**Texto proporcionado:**
━━━━━━━━━━━━━━━━━━━━
Un día Groucho Marx, el cómico más influyente del siglo 20, pidió detener el mundo porque se quería bajar.
Ni dos guerras mundiales, ni la amenaza nuclear, ni decenas de conflictos regionales, ni los terroristas árabes, nadie…solo un virus que mide 5 micras -cinco millonésimas de un metro- tomó en serio la broma de Groucho y paralizó el planeta.
Hace varias semanas la Tierra cerró hasta nuevo aviso, lo cual tendrá repercusiones apocalípticas -según los profetas de la economía-, pero su impacto será devastador en otro ámbito: la mente.
Aislados en sus casas, la sociedad de la información es un hueco negro que impide a los humanos sacar de si mismos el gesto más común en toda la especie, para conservar el equilibrio mental: sonreir.
Negarnos al contacto pueden traer serias consecuencias, la primera es la violencia. Algunos expertos en el estudio de las emociones indican que los conductores tienden a ser más agresivos, porque no pueden captar bien los mensajes no verbales de los demás.
Lo contrario sucede con los peatones. En la calle, nadie se exacerba porque un caminante le obstruya el paso, lo adelante, o lo empuje. Esto ocurre así porque el contacto visual les permite comprender el estado de ánimo de los otros, y reaccionar positivamente.
Entre esos contactos está la sonrisa, un gesto común en todos los humanos de cualquier cultura o estadio de civilización, desde los bosquimanos de Tanzania hasta los millenials neoyorkinos.
La sonrisa genuina – o aún la falsa- es esencial para el desarrollo de la autoestima, las personas son más felices y hacen sentir más felices a los demás; y -además de la función social- tiene consabidos efectos terapeúticos.
Entre ellos: inhalar más y mejor el oxígeno, activar el sistema inmunológico, prevenier resfríos, tos y dolores de garganta; por eso es la mejor vacuna contra el COVID-19. Bastan 15 a 20 minutos diarios de risa para sentirse frescos todo el día.
El mundo puede estar detenido, pero una sonrisa lo moverá de nuevo.
━━━━━━━━━━━━━━━━━━━━
**Datos de entrada:**

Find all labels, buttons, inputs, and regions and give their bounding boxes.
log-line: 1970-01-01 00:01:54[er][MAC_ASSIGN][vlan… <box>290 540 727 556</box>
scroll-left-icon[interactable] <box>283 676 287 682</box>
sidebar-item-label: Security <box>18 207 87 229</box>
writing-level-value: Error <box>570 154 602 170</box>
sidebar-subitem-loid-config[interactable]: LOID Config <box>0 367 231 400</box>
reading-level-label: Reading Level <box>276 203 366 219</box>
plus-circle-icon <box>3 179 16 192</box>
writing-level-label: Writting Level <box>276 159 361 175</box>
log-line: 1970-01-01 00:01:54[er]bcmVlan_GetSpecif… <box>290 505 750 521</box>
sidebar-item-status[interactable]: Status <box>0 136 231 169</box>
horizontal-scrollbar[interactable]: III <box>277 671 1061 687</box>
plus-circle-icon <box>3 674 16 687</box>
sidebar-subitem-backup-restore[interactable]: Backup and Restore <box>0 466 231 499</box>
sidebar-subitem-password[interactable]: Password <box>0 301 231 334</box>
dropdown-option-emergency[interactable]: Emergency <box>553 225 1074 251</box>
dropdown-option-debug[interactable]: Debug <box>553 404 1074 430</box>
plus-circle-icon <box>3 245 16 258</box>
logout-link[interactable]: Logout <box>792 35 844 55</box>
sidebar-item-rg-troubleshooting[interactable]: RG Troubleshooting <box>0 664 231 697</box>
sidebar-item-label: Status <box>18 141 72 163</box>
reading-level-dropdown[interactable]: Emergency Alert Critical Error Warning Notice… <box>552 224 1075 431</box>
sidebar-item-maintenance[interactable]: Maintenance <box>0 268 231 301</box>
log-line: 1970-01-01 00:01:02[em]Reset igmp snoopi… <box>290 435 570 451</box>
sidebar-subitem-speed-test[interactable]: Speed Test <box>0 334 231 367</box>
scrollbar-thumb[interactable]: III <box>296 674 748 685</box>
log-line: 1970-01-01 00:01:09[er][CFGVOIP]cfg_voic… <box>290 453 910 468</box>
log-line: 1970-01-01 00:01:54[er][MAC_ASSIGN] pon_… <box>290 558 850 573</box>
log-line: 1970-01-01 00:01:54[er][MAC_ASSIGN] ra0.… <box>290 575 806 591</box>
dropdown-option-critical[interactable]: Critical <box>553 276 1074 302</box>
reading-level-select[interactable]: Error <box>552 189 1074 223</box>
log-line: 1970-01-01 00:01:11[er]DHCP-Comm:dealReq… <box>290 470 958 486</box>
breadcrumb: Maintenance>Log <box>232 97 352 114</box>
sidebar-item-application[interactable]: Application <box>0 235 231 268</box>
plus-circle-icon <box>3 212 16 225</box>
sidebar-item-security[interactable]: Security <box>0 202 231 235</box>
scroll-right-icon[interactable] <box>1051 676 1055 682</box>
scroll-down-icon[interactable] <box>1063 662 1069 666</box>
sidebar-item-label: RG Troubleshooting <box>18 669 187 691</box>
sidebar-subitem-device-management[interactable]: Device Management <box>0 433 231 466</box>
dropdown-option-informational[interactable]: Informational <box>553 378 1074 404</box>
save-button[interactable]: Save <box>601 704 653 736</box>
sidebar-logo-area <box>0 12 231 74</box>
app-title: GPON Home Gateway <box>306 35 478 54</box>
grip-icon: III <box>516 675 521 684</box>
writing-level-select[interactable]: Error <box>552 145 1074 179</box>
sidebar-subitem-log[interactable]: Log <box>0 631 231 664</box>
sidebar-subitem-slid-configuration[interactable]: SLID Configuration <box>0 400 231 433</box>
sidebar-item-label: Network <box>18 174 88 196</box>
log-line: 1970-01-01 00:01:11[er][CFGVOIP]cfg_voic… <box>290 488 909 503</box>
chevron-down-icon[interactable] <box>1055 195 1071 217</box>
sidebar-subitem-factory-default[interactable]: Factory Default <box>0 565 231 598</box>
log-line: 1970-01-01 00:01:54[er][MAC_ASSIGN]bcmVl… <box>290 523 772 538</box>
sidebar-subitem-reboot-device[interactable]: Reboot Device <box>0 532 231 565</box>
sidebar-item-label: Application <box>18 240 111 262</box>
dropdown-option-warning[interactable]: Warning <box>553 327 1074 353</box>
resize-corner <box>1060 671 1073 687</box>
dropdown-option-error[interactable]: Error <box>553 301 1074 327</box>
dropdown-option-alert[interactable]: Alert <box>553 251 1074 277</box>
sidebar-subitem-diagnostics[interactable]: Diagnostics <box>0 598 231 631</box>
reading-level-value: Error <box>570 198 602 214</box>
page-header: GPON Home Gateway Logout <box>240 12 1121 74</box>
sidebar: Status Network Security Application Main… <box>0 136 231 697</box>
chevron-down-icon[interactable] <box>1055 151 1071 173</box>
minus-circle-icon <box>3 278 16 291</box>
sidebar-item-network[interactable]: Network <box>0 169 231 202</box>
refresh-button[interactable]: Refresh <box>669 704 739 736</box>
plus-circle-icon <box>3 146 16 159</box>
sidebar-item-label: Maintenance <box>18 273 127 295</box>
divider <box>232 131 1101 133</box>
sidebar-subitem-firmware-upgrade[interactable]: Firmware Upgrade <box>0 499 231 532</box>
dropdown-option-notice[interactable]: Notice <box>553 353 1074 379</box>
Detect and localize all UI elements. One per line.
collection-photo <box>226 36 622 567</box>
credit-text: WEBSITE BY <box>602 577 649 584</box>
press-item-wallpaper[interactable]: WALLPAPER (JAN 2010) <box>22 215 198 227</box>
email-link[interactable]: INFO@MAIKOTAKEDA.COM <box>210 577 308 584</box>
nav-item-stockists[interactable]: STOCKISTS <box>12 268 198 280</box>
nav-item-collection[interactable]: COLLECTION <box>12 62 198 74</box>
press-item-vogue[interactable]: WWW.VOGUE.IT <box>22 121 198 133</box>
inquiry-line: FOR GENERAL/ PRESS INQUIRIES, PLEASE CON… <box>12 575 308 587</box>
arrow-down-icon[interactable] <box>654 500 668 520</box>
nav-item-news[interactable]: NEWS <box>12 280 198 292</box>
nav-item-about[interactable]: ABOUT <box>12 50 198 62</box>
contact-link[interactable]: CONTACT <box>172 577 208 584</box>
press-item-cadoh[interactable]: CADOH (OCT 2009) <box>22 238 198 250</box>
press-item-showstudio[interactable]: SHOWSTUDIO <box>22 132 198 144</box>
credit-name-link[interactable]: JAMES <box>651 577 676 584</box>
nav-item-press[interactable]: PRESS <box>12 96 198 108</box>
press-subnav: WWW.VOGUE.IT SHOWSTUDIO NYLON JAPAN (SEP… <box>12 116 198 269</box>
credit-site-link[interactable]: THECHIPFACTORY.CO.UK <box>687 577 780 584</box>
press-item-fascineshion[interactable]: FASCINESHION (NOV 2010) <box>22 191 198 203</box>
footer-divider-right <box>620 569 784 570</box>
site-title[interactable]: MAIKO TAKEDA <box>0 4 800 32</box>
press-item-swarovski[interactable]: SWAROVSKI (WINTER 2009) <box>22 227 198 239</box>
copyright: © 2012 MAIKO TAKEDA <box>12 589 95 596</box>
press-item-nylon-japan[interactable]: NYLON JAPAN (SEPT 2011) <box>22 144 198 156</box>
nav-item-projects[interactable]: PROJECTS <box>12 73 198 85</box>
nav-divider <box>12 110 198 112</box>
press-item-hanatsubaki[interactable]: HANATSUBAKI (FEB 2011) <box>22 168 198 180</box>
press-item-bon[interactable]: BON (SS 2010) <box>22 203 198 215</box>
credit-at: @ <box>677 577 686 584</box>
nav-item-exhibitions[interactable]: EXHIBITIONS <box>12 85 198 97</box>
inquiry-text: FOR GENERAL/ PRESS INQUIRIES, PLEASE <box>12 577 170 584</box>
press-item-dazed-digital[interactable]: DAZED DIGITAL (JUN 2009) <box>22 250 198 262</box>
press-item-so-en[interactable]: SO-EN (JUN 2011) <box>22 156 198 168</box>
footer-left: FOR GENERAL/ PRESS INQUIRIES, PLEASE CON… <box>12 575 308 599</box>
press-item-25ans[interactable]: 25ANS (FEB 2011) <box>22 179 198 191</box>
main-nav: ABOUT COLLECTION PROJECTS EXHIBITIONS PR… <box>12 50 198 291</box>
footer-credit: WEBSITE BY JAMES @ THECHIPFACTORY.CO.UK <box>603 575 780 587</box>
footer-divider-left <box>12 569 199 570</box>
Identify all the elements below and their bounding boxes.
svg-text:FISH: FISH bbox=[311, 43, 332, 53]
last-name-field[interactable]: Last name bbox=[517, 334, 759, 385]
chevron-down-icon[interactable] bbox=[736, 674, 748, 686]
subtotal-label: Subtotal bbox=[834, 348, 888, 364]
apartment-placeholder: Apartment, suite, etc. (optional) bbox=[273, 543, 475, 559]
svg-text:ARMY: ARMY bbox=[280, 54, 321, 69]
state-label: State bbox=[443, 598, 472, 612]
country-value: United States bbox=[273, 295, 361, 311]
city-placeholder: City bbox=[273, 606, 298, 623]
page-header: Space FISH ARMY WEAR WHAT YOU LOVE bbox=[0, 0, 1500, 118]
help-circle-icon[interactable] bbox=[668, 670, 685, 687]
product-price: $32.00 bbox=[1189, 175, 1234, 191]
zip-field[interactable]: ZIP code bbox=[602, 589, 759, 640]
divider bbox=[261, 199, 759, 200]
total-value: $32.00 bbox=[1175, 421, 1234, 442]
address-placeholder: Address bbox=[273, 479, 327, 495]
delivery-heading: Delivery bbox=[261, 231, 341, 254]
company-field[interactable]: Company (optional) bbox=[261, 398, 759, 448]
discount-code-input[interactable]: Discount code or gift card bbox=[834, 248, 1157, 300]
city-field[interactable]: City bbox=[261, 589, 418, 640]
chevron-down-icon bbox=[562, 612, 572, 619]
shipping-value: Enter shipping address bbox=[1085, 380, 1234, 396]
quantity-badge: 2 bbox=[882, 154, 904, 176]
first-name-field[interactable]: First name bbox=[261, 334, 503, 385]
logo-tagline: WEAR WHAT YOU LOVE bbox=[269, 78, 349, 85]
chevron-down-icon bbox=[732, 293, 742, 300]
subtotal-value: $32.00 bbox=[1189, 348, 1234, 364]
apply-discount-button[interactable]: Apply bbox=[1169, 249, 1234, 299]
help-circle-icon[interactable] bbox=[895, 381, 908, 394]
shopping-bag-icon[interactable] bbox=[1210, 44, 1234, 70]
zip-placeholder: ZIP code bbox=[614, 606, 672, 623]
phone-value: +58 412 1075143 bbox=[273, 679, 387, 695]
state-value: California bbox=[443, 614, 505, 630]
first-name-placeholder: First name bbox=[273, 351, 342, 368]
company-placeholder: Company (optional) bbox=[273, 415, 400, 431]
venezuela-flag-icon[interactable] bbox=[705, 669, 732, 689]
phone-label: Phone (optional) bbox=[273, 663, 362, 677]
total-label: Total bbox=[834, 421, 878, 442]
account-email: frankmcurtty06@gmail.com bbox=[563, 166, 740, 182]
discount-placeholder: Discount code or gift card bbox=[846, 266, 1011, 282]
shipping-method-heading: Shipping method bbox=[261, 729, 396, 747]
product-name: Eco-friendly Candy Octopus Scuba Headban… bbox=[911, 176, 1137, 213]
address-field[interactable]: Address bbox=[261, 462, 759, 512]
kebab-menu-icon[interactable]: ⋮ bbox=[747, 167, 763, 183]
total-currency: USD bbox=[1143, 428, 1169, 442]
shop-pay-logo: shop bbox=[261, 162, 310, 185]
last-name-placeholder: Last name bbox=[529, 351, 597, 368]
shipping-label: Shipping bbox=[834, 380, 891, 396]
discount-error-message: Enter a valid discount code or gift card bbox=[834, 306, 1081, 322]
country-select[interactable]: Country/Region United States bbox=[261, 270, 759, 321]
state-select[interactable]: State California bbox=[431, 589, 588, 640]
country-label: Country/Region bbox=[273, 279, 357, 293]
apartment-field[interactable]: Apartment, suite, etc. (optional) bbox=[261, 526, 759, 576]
━━━━━━━━━━━━━━━━━━━━
**Ejercicios:**
**A)** Responde estas preguntas sobre el texto de la sonrisa:
(i) ¿Cuánto mide el virus que paralizó el planeta?
(ii) ¿Por qué los conductores tienden a ser más agresivos, según algunos expertos en el estudio de las emociones?
(iii) ¿Cuántos minutos diarios de risa bastan para sentirse frescos todo el día?
**B)** Reproduce el fragmento del texto de la sonrisa que comienza en las palabras "Aislados en sus" y termina después de "y reaccionar positivamente.".

**Soluciones:**
**A)**
(i) 5 micras, es decir, cinco millonésimas de un metro.
(ii) Porque no pueden captar bien los mensajes no verbales de los demás.
(iii) De 15 a 20 minutos.

**B)**
Aislados en sus casas, la sociedad de la información es un hueco negro que impide a los humanos sacar de si mismos el gesto más común en toda la especie, para conservar el equilibrio mental: sonreir.
Negarnos al contacto pueden traer serias consecuencias, la primera es la violencia. Algunos expertos en el estudio de las emociones indican que los conductores tienden a ser más agresivos, porque no pueden captar bien los mensajes no verbales de los demás.
Lo contrario sucede con los peatones. En la calle, nadie se exacerba porque un caminante le obstruya el paso, lo adelante, o lo empuje. Esto ocurre así porque el contacto visual les permite comprender el estado de ánimo de los otros, y reaccionar positivamente.